• _SELECTED EXCERPT_
▼▼▼

Particularly, interviewers must resist the temptation to assess attributes of the candidates that are not related to the role or not included in the interview plan.
5. Evaluate and Shortlist Candidates
If the previously mentioned steps have been properly followed, then evaluating the responses of the candidates and shortlisting the suitable ones becomes simple.
Using your notes, rate each response according to the rating scale.
Once all the responses have been rated, you will find a list of the best ranking candidates. This is a transparent and objective way to choose the best candidate
Pros and Cons of Structured Interviews
Structured interviews have several advantages:
- More objective: Since all the candidates are asked the same questions, it is easier to compare and assess their responses in an objective and fair manner using the same metric.
- Better predictive of job performance: Talent-based structured interviews are especially effective at assessing a candidate’s key skills and abilities (KSA) to perform in a particular role.
- Legally defensible: Employers can be sued for hiring based on confirmation bias. Structured interviews can be more successfully defended than unstructured interviews because courts look at factors like job-relatedness of the questions, objectiveness of the interview, and consistency of the interview across candidates.
- Reduces bias: Interviewers tend to hire candidates who have more in common with them, leading to hiring bias. Often, this bias is not intentional; it is simply human nature. Structured interviews prevent this bias from creeping in by keeping the assessment criteria the same and fair for everyone.
- Requires less time: Structured interviews, by dint of being standardized, help interview more candidates in less time. Interviewers adhere to the set interview protocol and do not waste time in free-flowing conversation. According to Google’s internal research, interviewers save an average of 40 minutes per interview by using high-quality, preset questions.
- Improves candidate experience: Since structured interviews are based on objective criteria, candidates feel satisfied that they have been evaluated fairly. Google found that rejected applicants who had structured interviews were 35% happier than those who had unstructured interviews.
A few disadvantages of Structured Interviews:
- Time-consuming process: Creating questions for structured interviews is a time-intensive, difficult, and complicated task. Questions must also be tested for effectiveness before administering them to candidates.
- Chances of question leak: Candidates may compare notes after interviews, thus questions for structured interviews need to be constantly refreshed to prevent them from leaking to future applicants. However, with Talscale you leakage of questions is a thing of past. Because you can create question pools and divide them into buckets based on varying difficulty levels so that no two candidates are sure of receiving a similar set of questions.
- Less communication with candidates: Structured interviews have a “one-size-fits-all” approach, hence interviewers are unable to tease out unique aspects of candidates based on their interaction with them. Strict adherence to the preset questions is necessary, thus any communication outside of those questions does not occur.
- Inability to alter questions during a free-flowing conversation: The format of structured interviews prevents any spontaneous questions from being asked of candidates, or even altering existing questions to better suit a particular candidate. This makes the conversation awkward and impersonal.

▲▲▲

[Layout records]
▼▼▼

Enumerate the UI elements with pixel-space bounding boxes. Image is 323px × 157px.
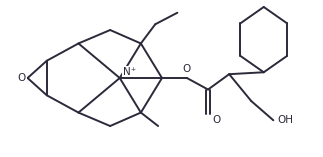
Text: N⁺: N⁺ — [123, 67, 136, 76]
Text: O: O — [18, 73, 26, 83]
Text: O: O — [183, 64, 191, 74]
Text: O: O — [213, 115, 221, 125]
Text: OH: OH — [277, 115, 293, 125]
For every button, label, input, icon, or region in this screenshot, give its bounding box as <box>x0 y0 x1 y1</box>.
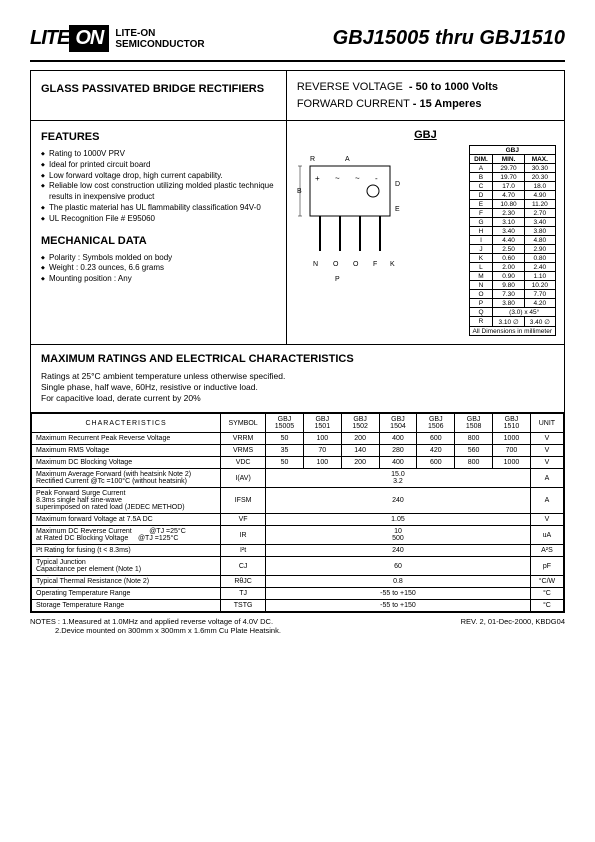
logo-sub2: SEMICONDUCTOR <box>115 39 204 50</box>
mech-item: Mounting position : Any <box>41 274 276 285</box>
max-ratings-header: MAXIMUM RATINGS AND ELECTRICAL CHARACTER… <box>30 345 565 413</box>
footer: NOTES : 1.Measured at 1.0MHz and applied… <box>30 617 565 635</box>
feature-item: Rating to 1000V PRV <box>41 149 276 160</box>
features-title: FEATURES <box>41 131 276 143</box>
svg-text:~: ~ <box>355 174 360 183</box>
logo-block: LITEON LITE-ON SEMICONDUCTOR <box>30 25 205 52</box>
svg-text:F: F <box>373 261 377 268</box>
svg-text:E: E <box>395 206 400 213</box>
footer-rev: REV. 2, 01-Dec-2000, KBDG04 <box>461 617 565 635</box>
svg-text:N: N <box>313 261 318 268</box>
svg-text:-: - <box>375 174 378 183</box>
footer-notes: NOTES : 1.Measured at 1.0MHz and applied… <box>30 617 281 635</box>
svg-text:K: K <box>390 261 395 268</box>
max-line1: Ratings at 25°C ambient temperature unle… <box>41 371 554 382</box>
svg-text:R: R <box>310 156 315 163</box>
svg-text:O: O <box>333 261 339 268</box>
features-list: Rating to 1000V PRVIdeal for printed cir… <box>41 149 276 225</box>
feature-item: UL Recognition File # E95060 <box>41 214 276 225</box>
package-label: GBJ <box>295 129 556 141</box>
package-cell: GBJ R A B D E N O O F K P + ~ ~ - <box>287 121 564 344</box>
svg-text:P: P <box>335 276 340 283</box>
product-type: GLASS PASSIVATED BRIDGE RECTIFIERS <box>31 71 287 120</box>
rv-label: REVERSE VOLTAGE <box>297 81 403 93</box>
mech-item: Polarity : Symbols molded on body <box>41 253 276 264</box>
features-row: FEATURES Rating to 1000V PRVIdeal for pr… <box>30 121 565 345</box>
svg-text:~: ~ <box>335 174 340 183</box>
feature-item: Low forward voltage drop, high current c… <box>41 171 276 182</box>
dimension-table: GBJDIM.MIN.MAX.A29.7030.30B19.7020.30C17… <box>469 145 556 336</box>
logo-box: ON <box>69 25 109 52</box>
logo-text: LITE <box>30 27 69 49</box>
characteristics-table: CHARACTERISTICSSYMBOLGBJ 15005GBJ 1501GB… <box>31 413 564 612</box>
logo-subtitle: LITE-ON SEMICONDUCTOR <box>115 28 204 50</box>
feature-item: Ideal for printed circuit board <box>41 160 276 171</box>
page-header: LITEON LITE-ON SEMICONDUCTOR GBJ15005 th… <box>30 25 565 52</box>
mech-list: Polarity : Symbols molded on bodyWeight … <box>41 253 276 285</box>
feature-item: Reliable low cost construction utilizing… <box>41 181 276 203</box>
package-diagram: R A B D E N O O F K P + ~ ~ - <box>295 151 415 291</box>
svg-text:B: B <box>297 188 302 195</box>
feature-item: The plastic material has UL flammability… <box>41 203 276 214</box>
logo: LITEON <box>30 25 109 52</box>
max-line3: For capacitive load, derate current by 2… <box>41 393 554 404</box>
title-row: GLASS PASSIVATED BRIDGE RECTIFIERS REVER… <box>30 70 565 121</box>
header-rule <box>30 60 565 62</box>
svg-text:O: O <box>353 261 359 268</box>
mech-title: MECHANICAL DATA <box>41 235 276 247</box>
fc-value: - 15 Amperes <box>413 98 482 110</box>
logo-sub1: LITE-ON <box>115 28 155 39</box>
mech-item: Weight : 0.23 ounces, 6.6 grams <box>41 263 276 274</box>
svg-text:+: + <box>315 174 320 183</box>
fc-label: FORWARD CURRENT <box>297 98 410 110</box>
max-title: MAXIMUM RATINGS AND ELECTRICAL CHARACTER… <box>41 353 554 365</box>
rv-value: - 50 to 1000 Volts <box>409 81 498 93</box>
features-cell: FEATURES Rating to 1000V PRVIdeal for pr… <box>31 121 287 344</box>
svg-text:A: A <box>345 156 350 163</box>
max-line2: Single phase, half wave, 60Hz, resistive… <box>41 382 554 393</box>
part-title: GBJ15005 thru GBJ1510 <box>333 27 565 50</box>
svg-text:D: D <box>395 181 400 188</box>
characteristics-table-wrap: CHARACTERISTICSSYMBOLGBJ 15005GBJ 1501GB… <box>30 413 565 613</box>
ratings-summary: REVERSE VOLTAGE - 50 to 1000 Volts FORWA… <box>287 71 564 120</box>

▲▲▲

• _TASK SET_
[1] List the disadvantages of structured interviews named in the excerpt on structured interviews, giving only the heading of each.
[2] According to the excerpt on structured interviews, how much happier were rejected applicants who had structured interviews than those who had unstructured ones, by Google's findings?
[3] From the excerpt on structured interviews, reproduce the passage from "A few disadvantages" up to and including "set of questions.".

• _RESULTS FOR EACH TASK_
[1]
- Time-consuming process
- Chances of question leak
- Less communication with candidates
- Inability to alter questions during a free-flowing conversation

[2] They were 35% happier.

[3]
A few disadvantages of Structured Interviews:
- Time-consuming process: Creating questions for structured interviews is a time-intensive, difficult, and complicated task. Questions must also be tested for effectiveness before administering them to candidates.
- Chances of question leak: Candidates may compare notes after interviews, thus questions for structured interviews need to be constantly refreshed to prevent them from leaking to future applicants. However, with Talscale you leakage of questions is a thing of past. Because you can create question pools and divide them into buckets based on varying difficulty levels so that no two candidates are sure of receiving a similar set of questions.